**Stored records:**
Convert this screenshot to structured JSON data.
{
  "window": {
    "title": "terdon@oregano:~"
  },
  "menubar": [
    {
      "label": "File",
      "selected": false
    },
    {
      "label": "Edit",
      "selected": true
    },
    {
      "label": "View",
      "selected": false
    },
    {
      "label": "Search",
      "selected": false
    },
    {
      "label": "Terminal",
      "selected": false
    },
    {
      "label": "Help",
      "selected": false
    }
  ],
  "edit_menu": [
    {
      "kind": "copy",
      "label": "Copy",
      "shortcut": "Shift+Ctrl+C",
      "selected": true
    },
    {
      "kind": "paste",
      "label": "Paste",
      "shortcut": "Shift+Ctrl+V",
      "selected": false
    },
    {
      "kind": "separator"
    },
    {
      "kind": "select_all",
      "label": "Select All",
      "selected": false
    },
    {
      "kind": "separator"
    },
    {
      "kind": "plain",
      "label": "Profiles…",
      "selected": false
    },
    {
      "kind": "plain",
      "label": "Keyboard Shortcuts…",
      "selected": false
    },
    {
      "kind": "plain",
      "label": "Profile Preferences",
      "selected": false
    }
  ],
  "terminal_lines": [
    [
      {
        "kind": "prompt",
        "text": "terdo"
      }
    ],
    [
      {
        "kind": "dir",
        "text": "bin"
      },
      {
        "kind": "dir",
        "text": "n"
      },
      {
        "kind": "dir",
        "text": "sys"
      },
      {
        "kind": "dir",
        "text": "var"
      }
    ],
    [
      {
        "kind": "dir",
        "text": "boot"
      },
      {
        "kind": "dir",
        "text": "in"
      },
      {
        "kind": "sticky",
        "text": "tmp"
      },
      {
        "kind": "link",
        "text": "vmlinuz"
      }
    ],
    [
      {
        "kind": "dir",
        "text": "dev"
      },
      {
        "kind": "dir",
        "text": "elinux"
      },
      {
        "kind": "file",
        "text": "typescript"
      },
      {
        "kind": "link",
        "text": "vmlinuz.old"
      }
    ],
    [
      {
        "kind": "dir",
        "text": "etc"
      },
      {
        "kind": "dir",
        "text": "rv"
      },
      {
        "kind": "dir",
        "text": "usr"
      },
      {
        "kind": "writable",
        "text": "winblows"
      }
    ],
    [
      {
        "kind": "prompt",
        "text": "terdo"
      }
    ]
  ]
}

**Task:**
Show all lines from the listing above in which "Ctrl" appears.

**Task response:**
      "shortcut": "Shift+Ctrl+C",
      "shortcut": "Shift+Ctrl+V",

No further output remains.